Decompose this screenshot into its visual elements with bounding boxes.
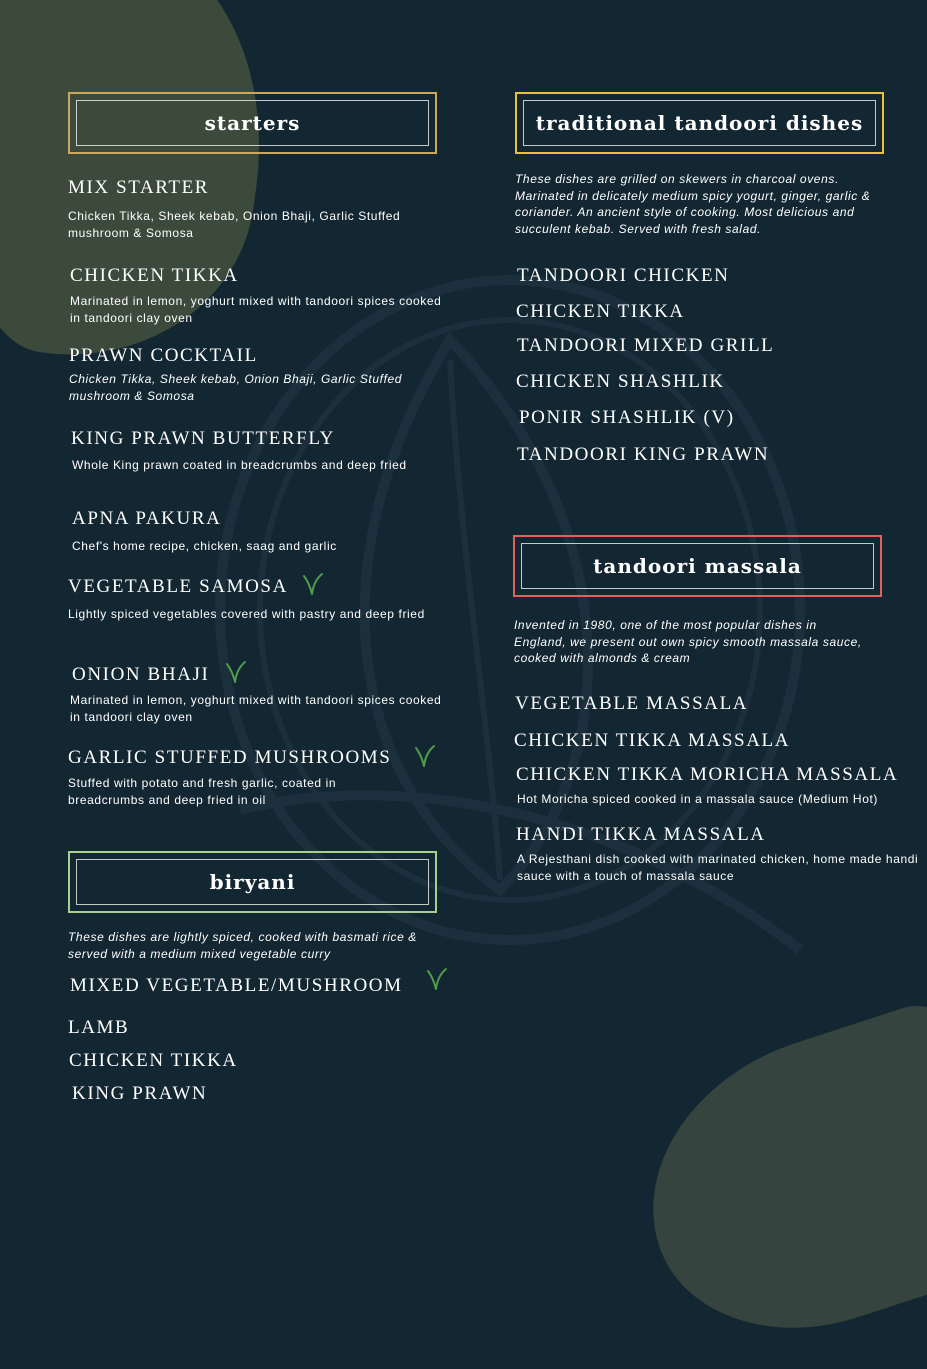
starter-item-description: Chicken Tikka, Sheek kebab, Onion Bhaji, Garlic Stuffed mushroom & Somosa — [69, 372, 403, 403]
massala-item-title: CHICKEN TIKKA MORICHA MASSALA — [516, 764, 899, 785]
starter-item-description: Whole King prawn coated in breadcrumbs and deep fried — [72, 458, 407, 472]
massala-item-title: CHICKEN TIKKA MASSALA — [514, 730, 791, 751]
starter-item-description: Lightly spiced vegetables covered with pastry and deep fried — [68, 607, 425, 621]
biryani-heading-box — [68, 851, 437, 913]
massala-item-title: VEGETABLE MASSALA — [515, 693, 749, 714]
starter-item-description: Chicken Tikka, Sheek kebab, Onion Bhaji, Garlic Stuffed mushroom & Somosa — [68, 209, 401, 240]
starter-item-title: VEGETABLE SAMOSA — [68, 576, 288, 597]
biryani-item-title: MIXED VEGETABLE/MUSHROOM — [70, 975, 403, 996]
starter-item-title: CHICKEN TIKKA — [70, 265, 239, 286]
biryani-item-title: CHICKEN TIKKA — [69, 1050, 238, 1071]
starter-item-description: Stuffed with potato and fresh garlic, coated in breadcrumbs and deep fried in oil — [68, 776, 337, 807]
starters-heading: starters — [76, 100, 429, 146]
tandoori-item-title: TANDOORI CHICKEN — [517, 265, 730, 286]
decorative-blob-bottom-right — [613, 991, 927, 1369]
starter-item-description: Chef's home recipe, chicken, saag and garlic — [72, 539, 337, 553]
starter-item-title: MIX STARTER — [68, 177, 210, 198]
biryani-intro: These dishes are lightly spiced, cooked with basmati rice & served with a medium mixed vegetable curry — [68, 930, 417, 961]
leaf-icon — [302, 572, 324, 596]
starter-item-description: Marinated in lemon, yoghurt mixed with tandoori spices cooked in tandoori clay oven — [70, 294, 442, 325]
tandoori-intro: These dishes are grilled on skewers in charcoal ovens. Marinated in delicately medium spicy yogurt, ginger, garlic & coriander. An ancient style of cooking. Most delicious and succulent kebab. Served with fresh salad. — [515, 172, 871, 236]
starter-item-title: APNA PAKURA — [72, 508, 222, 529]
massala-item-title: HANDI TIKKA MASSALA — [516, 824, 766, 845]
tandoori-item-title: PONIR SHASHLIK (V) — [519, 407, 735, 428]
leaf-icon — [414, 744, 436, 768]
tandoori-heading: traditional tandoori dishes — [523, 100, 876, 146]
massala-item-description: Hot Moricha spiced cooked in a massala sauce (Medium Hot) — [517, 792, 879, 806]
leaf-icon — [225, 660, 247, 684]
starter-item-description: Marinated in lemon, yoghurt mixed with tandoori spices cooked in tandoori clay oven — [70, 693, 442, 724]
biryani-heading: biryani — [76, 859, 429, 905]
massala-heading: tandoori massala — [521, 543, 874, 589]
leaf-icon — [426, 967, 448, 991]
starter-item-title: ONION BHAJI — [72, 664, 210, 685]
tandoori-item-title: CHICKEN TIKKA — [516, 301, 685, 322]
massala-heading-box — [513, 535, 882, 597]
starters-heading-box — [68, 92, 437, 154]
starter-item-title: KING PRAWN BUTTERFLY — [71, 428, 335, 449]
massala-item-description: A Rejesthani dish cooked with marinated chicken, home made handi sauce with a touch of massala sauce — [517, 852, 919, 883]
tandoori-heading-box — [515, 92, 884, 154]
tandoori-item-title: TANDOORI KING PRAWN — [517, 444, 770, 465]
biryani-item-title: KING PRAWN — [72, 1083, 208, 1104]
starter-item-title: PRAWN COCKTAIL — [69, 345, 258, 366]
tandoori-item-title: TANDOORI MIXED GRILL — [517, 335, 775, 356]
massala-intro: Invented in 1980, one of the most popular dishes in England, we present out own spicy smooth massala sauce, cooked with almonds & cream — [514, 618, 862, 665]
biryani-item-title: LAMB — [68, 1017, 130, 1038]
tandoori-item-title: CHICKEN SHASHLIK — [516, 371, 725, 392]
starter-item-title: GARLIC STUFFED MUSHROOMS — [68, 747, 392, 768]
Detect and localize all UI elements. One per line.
******************************
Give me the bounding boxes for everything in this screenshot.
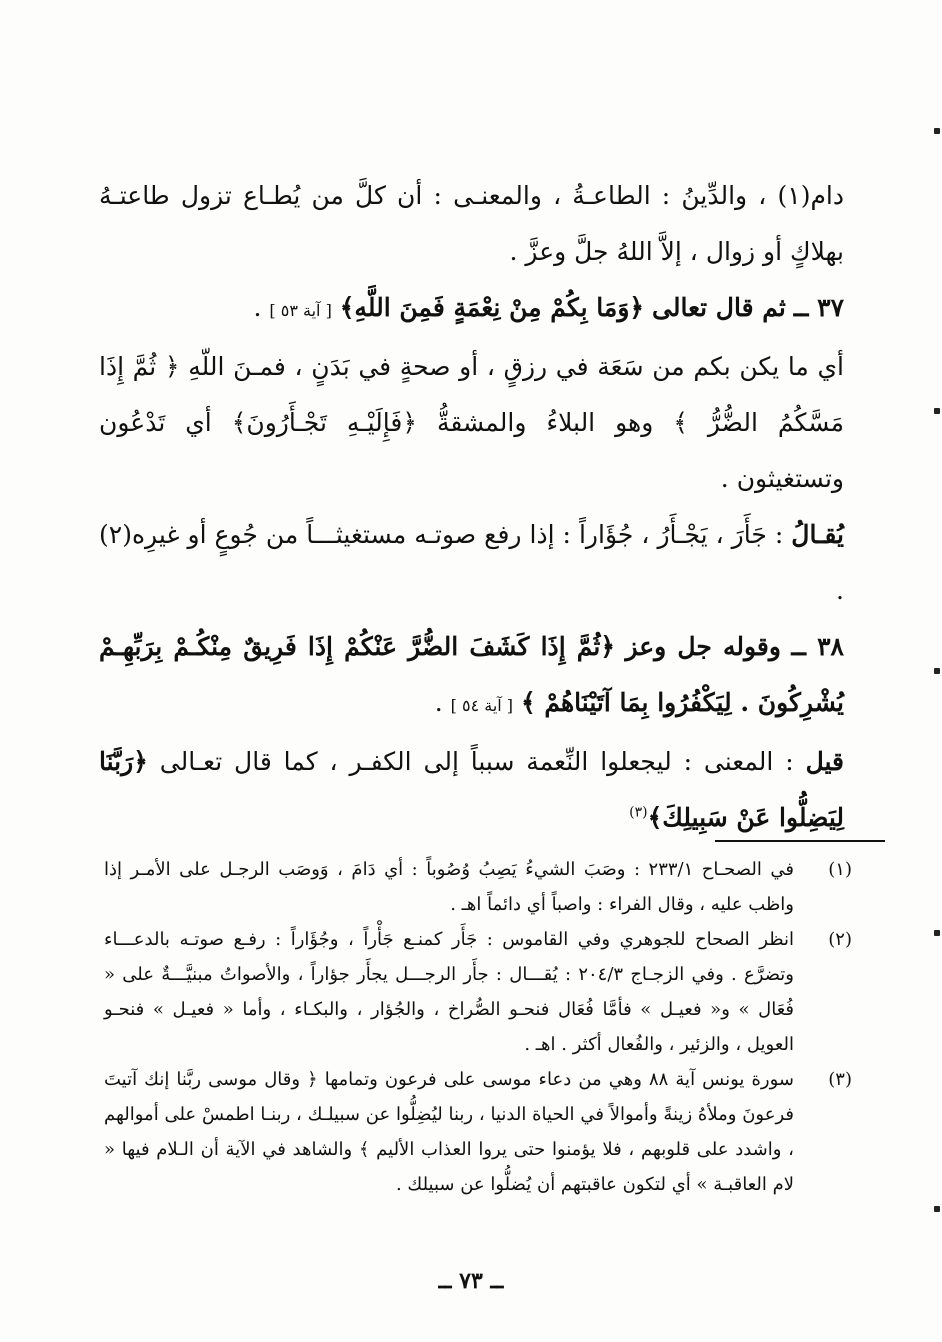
******************************
[THE TASK]:
Rewrite the records as a Markdown table with the columns Row and Record line, from the line with "Decompose this screenshot" up to and including the line with "massala-item-title: CHICKEN TIKKA MASSALA", skipping blank lines. Omit the pictures from the table.

[CORRECT OUTPUT]:
| Row | Record line |
|---|---|
| 1 | Decompose this screenshot into its visual elements with bounding boxes. |
| 2 | starter-item-description: Chicken Tikka, Sheek kebab, Onion Bhaji, Garlic Stuffed mushroom & Somosa — [69, 372, 403, 403] |
| 3 | massala-item-title: CHICKEN TIKKA MORICHA MASSALA — [516, 764, 899, 785] |
| 4 | starter-item-description: Whole King prawn coated in breadcrumbs and deep fried — [72, 458, 407, 472] |
| 5 | massala-item-title: CHICKEN TIKKA MASSALA — [514, 730, 791, 751] |